» PROVIDED MATERIAL:

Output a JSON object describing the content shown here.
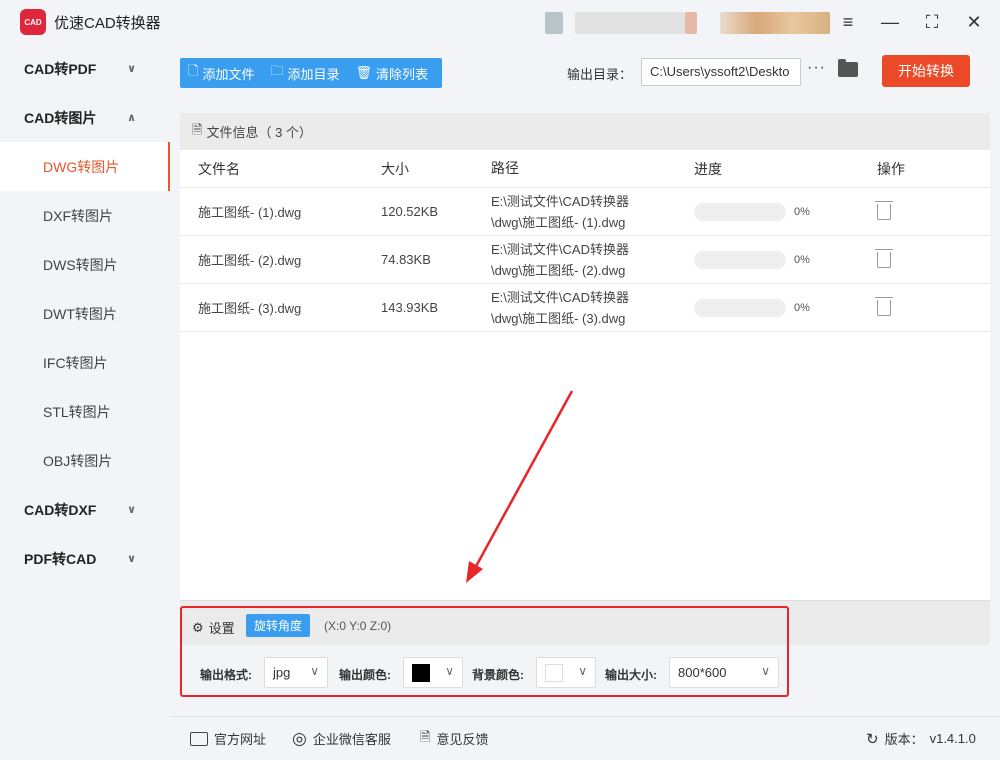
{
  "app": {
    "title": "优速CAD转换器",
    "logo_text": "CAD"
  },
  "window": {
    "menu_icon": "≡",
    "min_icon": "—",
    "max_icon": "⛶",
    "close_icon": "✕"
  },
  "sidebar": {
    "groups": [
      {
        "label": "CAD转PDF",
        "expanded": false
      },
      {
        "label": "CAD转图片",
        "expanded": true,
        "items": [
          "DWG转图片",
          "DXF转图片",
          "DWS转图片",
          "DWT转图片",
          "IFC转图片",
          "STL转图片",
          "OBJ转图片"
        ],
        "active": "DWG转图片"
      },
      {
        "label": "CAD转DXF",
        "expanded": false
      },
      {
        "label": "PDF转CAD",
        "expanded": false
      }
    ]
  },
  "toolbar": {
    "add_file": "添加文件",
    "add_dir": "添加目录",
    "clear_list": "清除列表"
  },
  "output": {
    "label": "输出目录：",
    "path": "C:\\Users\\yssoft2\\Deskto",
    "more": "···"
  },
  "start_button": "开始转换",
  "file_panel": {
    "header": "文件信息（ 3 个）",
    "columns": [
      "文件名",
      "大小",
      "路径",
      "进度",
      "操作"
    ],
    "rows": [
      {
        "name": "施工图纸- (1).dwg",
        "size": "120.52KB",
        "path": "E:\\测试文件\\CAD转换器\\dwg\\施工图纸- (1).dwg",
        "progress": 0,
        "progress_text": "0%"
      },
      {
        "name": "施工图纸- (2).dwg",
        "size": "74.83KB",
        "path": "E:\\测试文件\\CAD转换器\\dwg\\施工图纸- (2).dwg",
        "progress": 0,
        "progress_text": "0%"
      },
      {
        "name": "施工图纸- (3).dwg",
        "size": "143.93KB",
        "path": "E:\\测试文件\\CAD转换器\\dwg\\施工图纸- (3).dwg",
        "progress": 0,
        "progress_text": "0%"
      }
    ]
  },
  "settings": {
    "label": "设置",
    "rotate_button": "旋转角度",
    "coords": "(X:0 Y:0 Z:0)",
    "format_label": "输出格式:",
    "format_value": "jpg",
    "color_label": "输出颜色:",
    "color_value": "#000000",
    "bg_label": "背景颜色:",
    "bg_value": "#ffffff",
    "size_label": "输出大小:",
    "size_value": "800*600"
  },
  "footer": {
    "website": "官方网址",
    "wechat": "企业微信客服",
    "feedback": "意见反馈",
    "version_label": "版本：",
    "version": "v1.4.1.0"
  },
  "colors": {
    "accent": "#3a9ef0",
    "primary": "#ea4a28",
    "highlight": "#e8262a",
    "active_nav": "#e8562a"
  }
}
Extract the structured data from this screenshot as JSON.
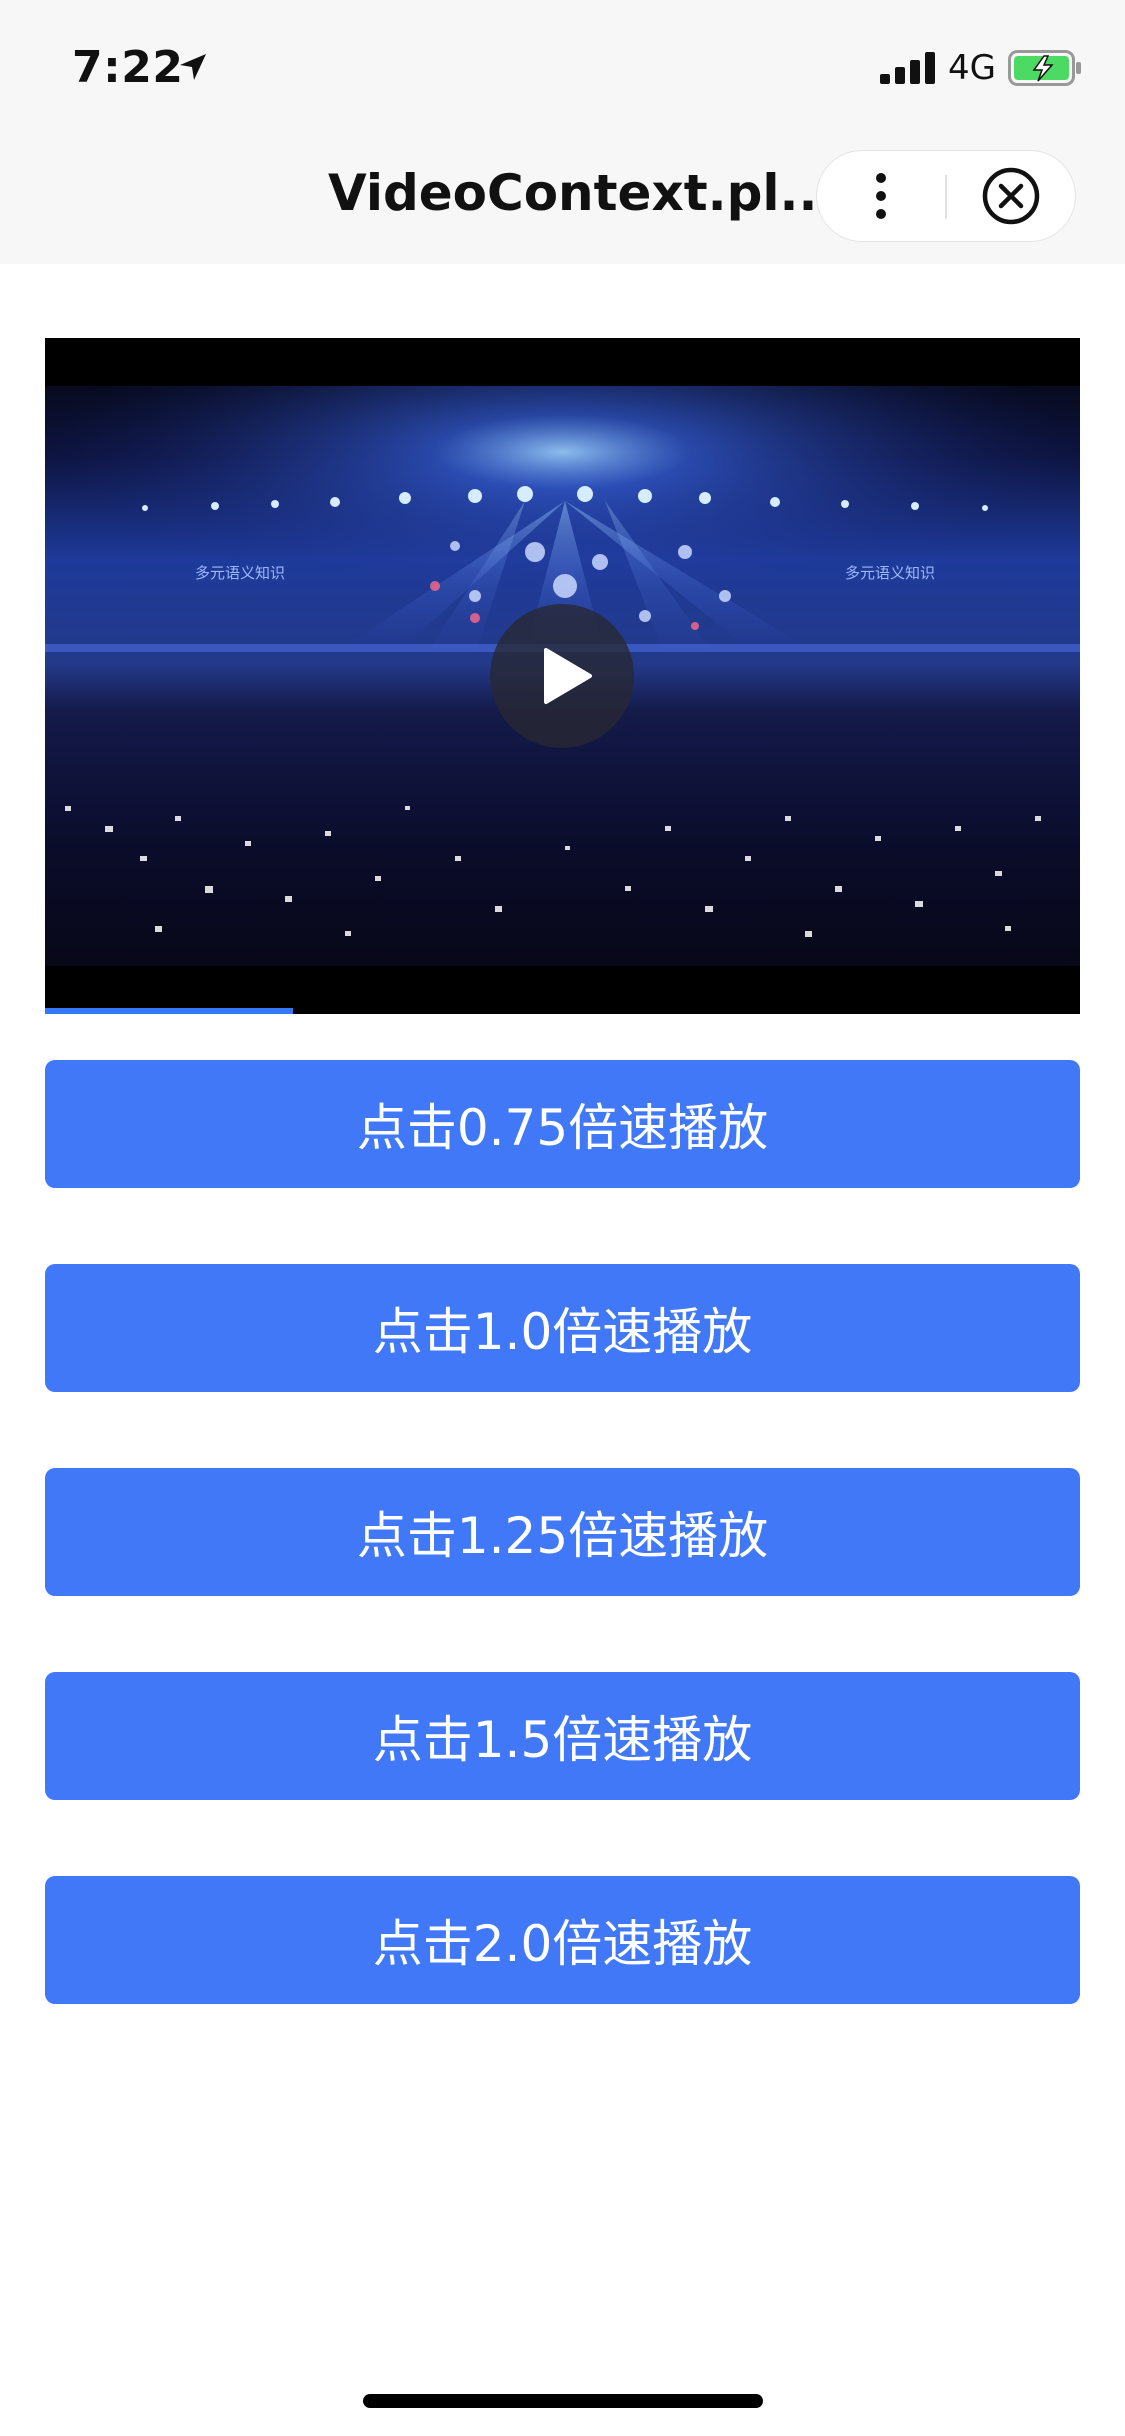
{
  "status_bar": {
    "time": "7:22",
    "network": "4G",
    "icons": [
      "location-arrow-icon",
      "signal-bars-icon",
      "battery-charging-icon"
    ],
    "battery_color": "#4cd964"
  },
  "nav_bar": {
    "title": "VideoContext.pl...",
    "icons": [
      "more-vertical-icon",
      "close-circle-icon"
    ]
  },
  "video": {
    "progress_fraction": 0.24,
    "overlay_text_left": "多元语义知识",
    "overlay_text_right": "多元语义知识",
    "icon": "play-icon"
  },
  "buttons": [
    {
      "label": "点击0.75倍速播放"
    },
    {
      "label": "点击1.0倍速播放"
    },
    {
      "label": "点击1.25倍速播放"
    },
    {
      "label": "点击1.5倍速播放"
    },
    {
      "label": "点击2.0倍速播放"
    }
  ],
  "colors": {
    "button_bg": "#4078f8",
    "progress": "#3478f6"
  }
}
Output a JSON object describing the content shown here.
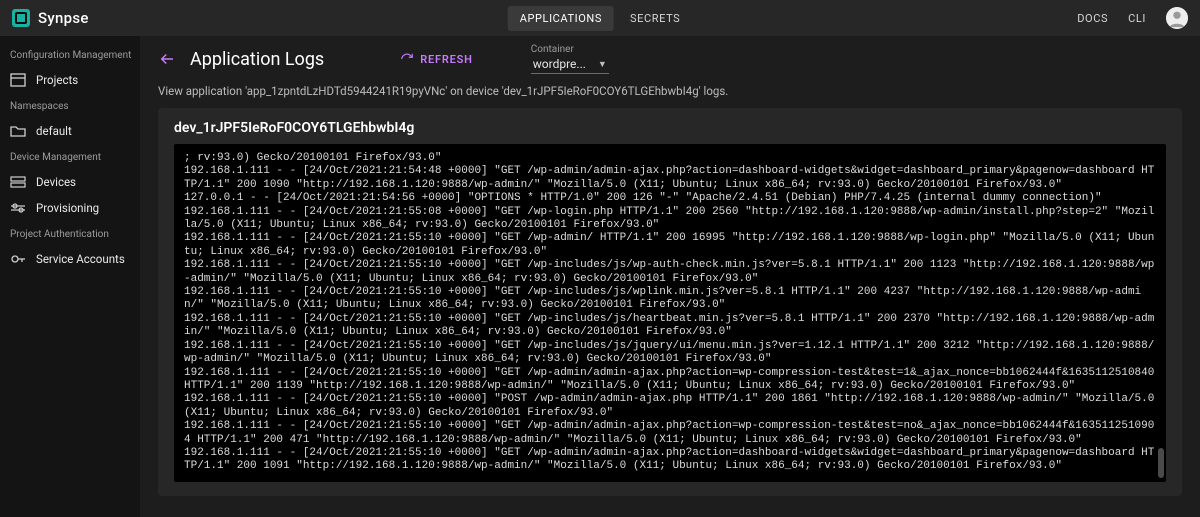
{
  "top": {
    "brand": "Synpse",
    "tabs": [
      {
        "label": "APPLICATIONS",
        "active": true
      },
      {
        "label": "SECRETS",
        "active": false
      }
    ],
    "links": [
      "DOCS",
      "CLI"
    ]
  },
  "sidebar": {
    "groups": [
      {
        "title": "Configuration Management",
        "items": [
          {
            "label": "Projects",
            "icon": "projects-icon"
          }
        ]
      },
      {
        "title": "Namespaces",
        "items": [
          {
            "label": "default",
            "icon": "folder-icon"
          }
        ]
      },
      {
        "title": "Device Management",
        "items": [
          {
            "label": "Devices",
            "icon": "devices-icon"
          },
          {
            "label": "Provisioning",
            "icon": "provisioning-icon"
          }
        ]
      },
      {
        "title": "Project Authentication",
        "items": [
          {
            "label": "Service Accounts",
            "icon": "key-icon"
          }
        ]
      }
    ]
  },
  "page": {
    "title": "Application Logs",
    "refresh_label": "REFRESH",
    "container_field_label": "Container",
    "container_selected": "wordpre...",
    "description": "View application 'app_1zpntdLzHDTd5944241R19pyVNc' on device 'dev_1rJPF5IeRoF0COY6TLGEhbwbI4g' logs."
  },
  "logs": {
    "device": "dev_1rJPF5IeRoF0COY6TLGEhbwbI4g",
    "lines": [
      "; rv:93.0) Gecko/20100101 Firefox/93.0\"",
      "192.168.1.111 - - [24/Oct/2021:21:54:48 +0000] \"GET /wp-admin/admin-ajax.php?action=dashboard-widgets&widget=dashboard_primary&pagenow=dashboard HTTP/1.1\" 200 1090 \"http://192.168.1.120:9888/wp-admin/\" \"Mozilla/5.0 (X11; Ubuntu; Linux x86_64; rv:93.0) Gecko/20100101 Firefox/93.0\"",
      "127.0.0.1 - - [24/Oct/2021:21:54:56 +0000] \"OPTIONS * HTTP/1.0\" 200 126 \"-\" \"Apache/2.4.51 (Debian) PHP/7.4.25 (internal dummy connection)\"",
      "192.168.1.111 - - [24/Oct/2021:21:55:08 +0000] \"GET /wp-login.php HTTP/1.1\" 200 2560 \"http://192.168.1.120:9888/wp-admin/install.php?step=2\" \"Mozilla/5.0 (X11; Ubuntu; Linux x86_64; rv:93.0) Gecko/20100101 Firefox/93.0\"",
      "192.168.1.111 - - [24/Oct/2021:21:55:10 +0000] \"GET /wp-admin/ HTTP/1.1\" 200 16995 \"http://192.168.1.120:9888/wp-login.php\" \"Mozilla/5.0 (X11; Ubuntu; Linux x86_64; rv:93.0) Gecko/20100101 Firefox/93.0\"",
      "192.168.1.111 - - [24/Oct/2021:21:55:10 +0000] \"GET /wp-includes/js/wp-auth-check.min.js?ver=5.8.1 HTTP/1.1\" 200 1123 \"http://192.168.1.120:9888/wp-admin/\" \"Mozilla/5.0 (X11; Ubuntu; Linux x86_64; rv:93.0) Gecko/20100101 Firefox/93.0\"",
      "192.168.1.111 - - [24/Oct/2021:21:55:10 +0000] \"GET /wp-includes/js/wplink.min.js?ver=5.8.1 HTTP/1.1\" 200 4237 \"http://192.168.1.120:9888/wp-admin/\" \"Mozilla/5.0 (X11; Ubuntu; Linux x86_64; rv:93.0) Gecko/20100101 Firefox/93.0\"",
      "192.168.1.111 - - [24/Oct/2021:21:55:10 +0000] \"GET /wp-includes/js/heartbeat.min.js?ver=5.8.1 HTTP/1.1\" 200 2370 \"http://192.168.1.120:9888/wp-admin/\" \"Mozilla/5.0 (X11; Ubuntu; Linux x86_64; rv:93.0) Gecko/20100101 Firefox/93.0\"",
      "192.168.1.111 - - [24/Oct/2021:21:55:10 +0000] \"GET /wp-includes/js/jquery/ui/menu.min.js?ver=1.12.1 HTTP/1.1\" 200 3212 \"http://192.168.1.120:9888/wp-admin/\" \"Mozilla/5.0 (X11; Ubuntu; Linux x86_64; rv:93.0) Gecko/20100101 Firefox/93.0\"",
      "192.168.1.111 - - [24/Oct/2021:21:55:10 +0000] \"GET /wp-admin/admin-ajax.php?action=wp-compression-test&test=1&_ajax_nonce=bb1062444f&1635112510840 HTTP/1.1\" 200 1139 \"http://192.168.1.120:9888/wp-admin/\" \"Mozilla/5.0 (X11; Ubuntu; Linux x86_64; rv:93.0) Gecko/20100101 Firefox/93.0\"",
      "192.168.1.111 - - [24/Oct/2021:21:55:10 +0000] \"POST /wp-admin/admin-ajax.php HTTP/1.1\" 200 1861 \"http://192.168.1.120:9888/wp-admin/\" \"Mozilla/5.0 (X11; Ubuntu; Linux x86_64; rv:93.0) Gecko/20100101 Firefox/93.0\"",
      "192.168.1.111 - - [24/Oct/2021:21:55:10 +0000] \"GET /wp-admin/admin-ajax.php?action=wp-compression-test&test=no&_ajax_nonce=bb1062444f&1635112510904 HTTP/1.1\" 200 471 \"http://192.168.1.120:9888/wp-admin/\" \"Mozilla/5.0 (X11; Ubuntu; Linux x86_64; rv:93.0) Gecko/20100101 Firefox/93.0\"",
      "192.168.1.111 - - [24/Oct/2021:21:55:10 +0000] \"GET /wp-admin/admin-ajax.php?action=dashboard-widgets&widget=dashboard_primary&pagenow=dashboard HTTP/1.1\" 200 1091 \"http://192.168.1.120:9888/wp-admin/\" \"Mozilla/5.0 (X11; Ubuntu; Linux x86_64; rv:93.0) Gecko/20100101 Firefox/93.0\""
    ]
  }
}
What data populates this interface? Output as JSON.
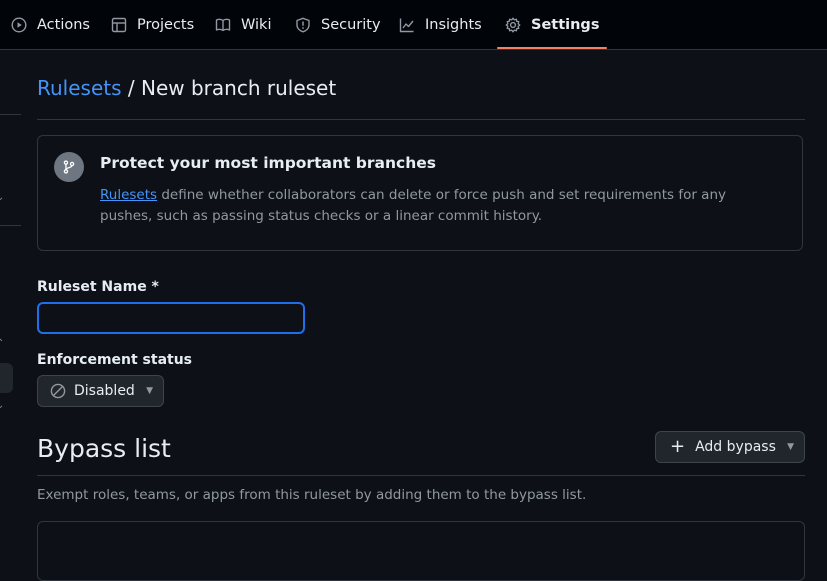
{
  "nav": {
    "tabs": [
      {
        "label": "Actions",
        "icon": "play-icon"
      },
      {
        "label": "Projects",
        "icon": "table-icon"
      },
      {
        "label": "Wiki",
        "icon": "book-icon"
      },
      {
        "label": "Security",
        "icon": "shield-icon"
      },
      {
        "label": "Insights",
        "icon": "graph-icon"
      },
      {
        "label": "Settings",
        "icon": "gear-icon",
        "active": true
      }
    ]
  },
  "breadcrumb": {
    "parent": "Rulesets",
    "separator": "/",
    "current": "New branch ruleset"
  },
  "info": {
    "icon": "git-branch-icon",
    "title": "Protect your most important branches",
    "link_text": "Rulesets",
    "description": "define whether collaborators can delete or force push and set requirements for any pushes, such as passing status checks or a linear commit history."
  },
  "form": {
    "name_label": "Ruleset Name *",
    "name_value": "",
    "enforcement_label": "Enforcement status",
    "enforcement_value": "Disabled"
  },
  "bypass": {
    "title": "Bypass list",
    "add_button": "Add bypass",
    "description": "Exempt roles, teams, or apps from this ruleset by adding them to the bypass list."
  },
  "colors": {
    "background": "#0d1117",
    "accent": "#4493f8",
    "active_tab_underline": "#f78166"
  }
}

» WORK INSTRUCTIONS:
Find the string "Management" in the listing and return every line that holds it.

» SOLUTION BELOW:
        "title": "Configuration Management",
        "title": "Device Management",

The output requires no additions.